-- Problem to solve --
Drop all images and give the records again exactly.

-- Materials provided --
★ ★ ★ ★ ★ ★ ★
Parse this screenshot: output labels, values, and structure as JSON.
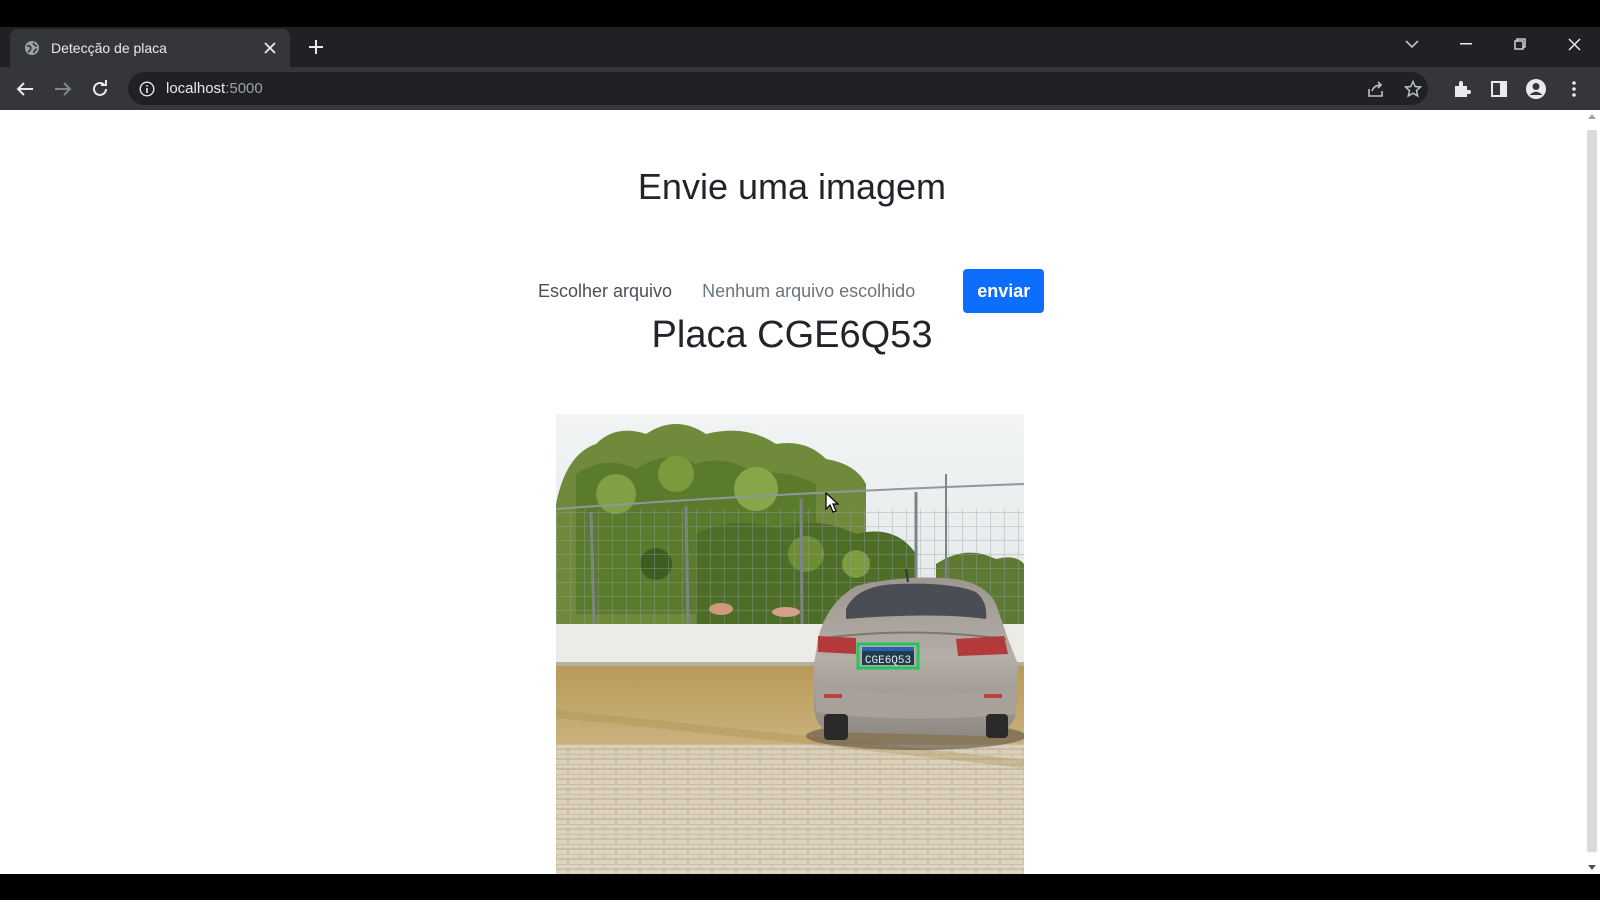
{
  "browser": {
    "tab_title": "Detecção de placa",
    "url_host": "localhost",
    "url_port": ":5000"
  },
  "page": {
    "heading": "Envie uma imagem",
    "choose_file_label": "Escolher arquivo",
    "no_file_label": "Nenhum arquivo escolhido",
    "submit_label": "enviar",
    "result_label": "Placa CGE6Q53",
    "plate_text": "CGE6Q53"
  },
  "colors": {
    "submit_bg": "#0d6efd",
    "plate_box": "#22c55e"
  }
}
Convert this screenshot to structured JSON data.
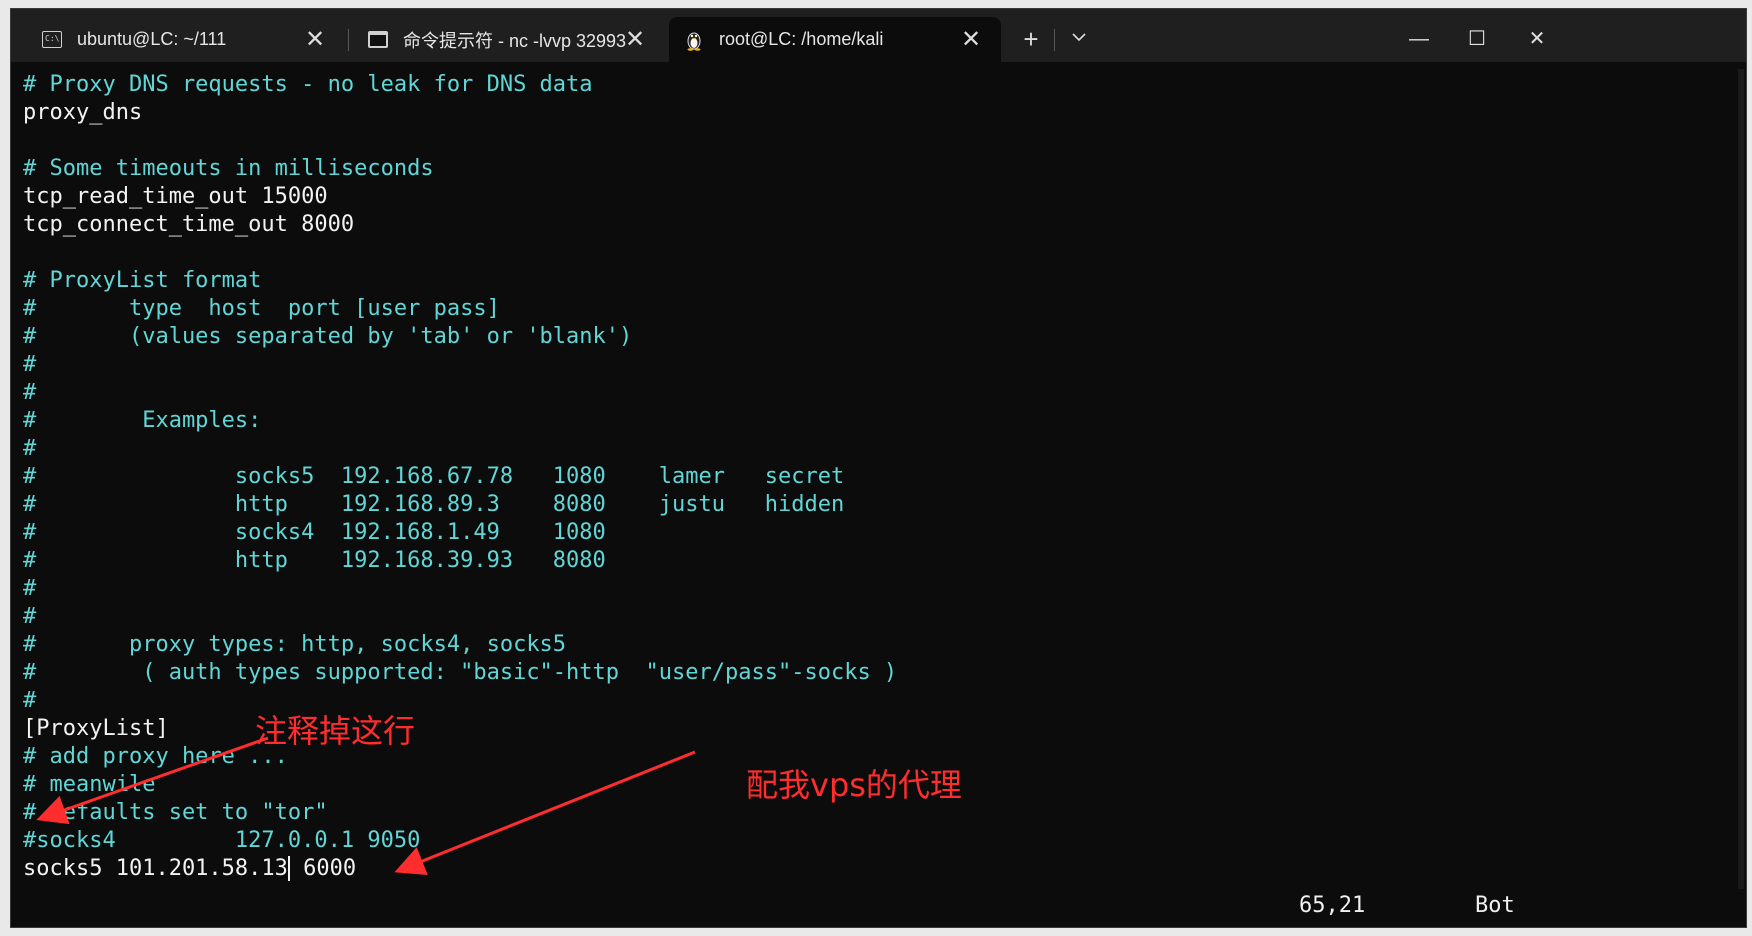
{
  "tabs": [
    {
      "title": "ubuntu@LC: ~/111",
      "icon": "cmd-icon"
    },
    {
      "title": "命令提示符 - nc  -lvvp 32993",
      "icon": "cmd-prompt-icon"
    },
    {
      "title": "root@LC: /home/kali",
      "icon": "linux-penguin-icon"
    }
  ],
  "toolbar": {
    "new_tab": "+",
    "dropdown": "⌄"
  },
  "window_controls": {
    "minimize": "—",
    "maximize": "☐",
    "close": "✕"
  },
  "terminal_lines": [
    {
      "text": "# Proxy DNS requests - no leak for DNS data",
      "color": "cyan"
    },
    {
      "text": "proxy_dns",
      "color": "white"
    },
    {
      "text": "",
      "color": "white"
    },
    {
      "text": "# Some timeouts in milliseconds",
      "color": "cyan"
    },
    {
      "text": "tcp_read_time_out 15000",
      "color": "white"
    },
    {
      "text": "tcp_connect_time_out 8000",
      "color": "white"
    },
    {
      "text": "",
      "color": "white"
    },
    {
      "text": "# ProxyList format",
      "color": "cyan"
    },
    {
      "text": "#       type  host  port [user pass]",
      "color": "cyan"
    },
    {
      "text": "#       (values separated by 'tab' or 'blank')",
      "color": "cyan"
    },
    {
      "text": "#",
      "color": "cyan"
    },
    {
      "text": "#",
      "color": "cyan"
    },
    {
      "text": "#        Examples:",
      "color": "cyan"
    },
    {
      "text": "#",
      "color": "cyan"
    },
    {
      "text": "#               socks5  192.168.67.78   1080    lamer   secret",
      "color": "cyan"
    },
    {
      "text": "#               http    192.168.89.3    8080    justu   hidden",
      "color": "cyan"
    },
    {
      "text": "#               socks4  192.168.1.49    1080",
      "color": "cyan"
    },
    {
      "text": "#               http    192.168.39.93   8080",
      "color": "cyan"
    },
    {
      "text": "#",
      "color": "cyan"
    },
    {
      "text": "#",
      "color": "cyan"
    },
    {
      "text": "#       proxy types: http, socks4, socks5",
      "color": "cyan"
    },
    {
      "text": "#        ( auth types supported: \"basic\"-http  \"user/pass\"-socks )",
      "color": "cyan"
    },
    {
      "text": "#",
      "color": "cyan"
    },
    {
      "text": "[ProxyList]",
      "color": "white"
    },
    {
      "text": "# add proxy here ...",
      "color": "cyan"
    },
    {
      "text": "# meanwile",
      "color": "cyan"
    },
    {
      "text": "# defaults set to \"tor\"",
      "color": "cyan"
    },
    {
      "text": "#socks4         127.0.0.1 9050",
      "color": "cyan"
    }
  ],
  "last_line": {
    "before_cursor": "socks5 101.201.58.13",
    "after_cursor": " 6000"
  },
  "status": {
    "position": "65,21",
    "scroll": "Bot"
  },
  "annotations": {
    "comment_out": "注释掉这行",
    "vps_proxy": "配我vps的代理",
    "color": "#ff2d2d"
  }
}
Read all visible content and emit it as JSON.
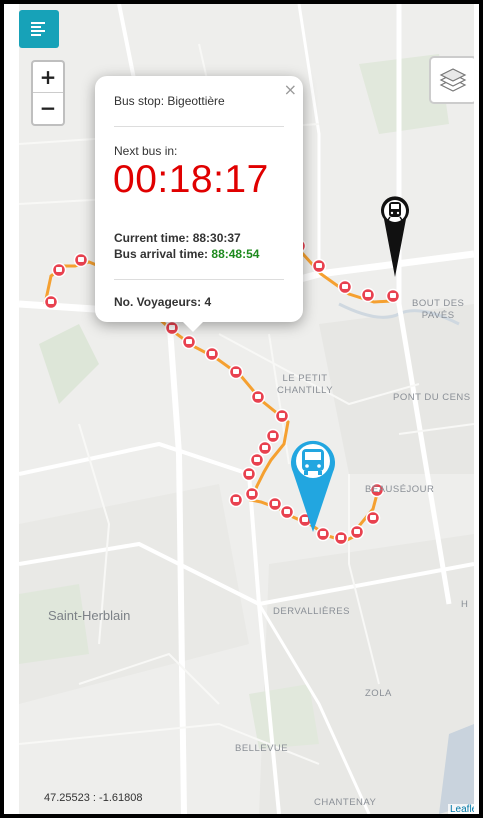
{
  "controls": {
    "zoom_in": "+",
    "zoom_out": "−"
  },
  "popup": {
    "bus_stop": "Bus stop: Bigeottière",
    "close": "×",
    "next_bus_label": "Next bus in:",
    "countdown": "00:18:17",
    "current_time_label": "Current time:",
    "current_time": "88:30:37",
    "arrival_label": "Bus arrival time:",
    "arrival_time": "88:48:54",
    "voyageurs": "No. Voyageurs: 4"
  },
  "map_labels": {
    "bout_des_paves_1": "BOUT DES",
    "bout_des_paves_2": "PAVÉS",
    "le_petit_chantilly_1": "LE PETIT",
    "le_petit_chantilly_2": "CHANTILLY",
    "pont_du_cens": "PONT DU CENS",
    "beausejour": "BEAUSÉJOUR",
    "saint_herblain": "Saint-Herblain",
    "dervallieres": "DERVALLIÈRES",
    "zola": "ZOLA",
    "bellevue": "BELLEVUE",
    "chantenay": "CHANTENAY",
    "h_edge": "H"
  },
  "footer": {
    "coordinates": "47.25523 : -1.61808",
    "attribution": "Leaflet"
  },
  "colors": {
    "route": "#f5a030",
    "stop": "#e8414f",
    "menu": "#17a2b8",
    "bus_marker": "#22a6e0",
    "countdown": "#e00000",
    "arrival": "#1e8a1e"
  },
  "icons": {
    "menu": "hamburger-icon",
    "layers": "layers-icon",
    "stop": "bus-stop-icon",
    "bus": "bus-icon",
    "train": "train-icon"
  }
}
★ ★ ★ ★ ★ ★ ★
-- Answer --
Parse this screenshot: output labels, values, and structure as JSON.
{
  "browser": {
    "tab_title": "Detecção de placa",
    "url_host": "localhost",
    "url_port": ":5000"
  },
  "page": {
    "heading": "Envie uma imagem",
    "choose_file_label": "Escolher arquivo",
    "no_file_label": "Nenhum arquivo escolhido",
    "submit_label": "enviar",
    "result_label": "Placa CGE6Q53",
    "plate_text": "CGE6Q53"
  },
  "colors": {
    "submit_bg": "#0d6efd",
    "plate_box": "#22c55e"
  }
}
Convert this screenshot to structured JSON data.
{
  "tabs": [
    {
      "title": "ubuntu@LC: ~/111",
      "icon": "cmd-icon"
    },
    {
      "title": "命令提示符 - nc  -lvvp 32993",
      "icon": "cmd-prompt-icon"
    },
    {
      "title": "root@LC: /home/kali",
      "icon": "linux-penguin-icon"
    }
  ],
  "toolbar": {
    "new_tab": "+",
    "dropdown": "⌄"
  },
  "window_controls": {
    "minimize": "—",
    "maximize": "☐",
    "close": "✕"
  },
  "terminal_lines": [
    {
      "text": "# Proxy DNS requests - no leak for DNS data",
      "color": "cyan"
    },
    {
      "text": "proxy_dns",
      "color": "white"
    },
    {
      "text": "",
      "color": "white"
    },
    {
      "text": "# Some timeouts in milliseconds",
      "color": "cyan"
    },
    {
      "text": "tcp_read_time_out 15000",
      "color": "white"
    },
    {
      "text": "tcp_connect_time_out 8000",
      "color": "white"
    },
    {
      "text": "",
      "color": "white"
    },
    {
      "text": "# ProxyList format",
      "color": "cyan"
    },
    {
      "text": "#       type  host  port [user pass]",
      "color": "cyan"
    },
    {
      "text": "#       (values separated by 'tab' or 'blank')",
      "color": "cyan"
    },
    {
      "text": "#",
      "color": "cyan"
    },
    {
      "text": "#",
      "color": "cyan"
    },
    {
      "text": "#        Examples:",
      "color": "cyan"
    },
    {
      "text": "#",
      "color": "cyan"
    },
    {
      "text": "#               socks5  192.168.67.78   1080    lamer   secret",
      "color": "cyan"
    },
    {
      "text": "#               http    192.168.89.3    8080    justu   hidden",
      "color": "cyan"
    },
    {
      "text": "#               socks4  192.168.1.49    1080",
      "color": "cyan"
    },
    {
      "text": "#               http    192.168.39.93   8080",
      "color": "cyan"
    },
    {
      "text": "#",
      "color": "cyan"
    },
    {
      "text": "#",
      "color": "cyan"
    },
    {
      "text": "#       proxy types: http, socks4, socks5",
      "color": "cyan"
    },
    {
      "text": "#        ( auth types supported: \"basic\"-http  \"user/pass\"-socks )",
      "color": "cyan"
    },
    {
      "text": "#",
      "color": "cyan"
    },
    {
      "text": "[ProxyList]",
      "color": "white"
    },
    {
      "text": "# add proxy here ...",
      "color": "cyan"
    },
    {
      "text": "# meanwile",
      "color": "cyan"
    },
    {
      "text": "# defaults set to \"tor\"",
      "color": "cyan"
    },
    {
      "text": "#socks4         127.0.0.1 9050",
      "color": "cyan"
    }
  ],
  "last_line": {
    "before_cursor": "socks5 101.201.58.13",
    "after_cursor": " 6000"
  },
  "status": {
    "position": "65,21",
    "scroll": "Bot"
  },
  "annotations": {
    "comment_out": "注释掉这行",
    "vps_proxy": "配我vps的代理",
    "color": "#ff2d2d"
  }
}
Read all visible content and emit it as JSON.
{
  "controls": {
    "zoom_in": "+",
    "zoom_out": "−"
  },
  "popup": {
    "bus_stop": "Bus stop: Bigeottière",
    "close": "×",
    "next_bus_label": "Next bus in:",
    "countdown": "00:18:17",
    "current_time_label": "Current time:",
    "current_time": "88:30:37",
    "arrival_label": "Bus arrival time:",
    "arrival_time": "88:48:54",
    "voyageurs": "No. Voyageurs: 4"
  },
  "map_labels": {
    "bout_des_paves_1": "BOUT DES",
    "bout_des_paves_2": "PAVÉS",
    "le_petit_chantilly_1": "LE PETIT",
    "le_petit_chantilly_2": "CHANTILLY",
    "pont_du_cens": "PONT DU CENS",
    "beausejour": "BEAUSÉJOUR",
    "saint_herblain": "Saint-Herblain",
    "dervallieres": "DERVALLIÈRES",
    "zola": "ZOLA",
    "bellevue": "BELLEVUE",
    "chantenay": "CHANTENAY",
    "h_edge": "H"
  },
  "footer": {
    "coordinates": "47.25523 : -1.61808",
    "attribution": "Leaflet"
  },
  "colors": {
    "route": "#f5a030",
    "stop": "#e8414f",
    "menu": "#17a2b8",
    "bus_marker": "#22a6e0",
    "countdown": "#e00000",
    "arrival": "#1e8a1e"
  },
  "icons": {
    "menu": "hamburger-icon",
    "layers": "layers-icon",
    "stop": "bus-stop-icon",
    "bus": "bus-icon",
    "train": "train-icon"
  }
}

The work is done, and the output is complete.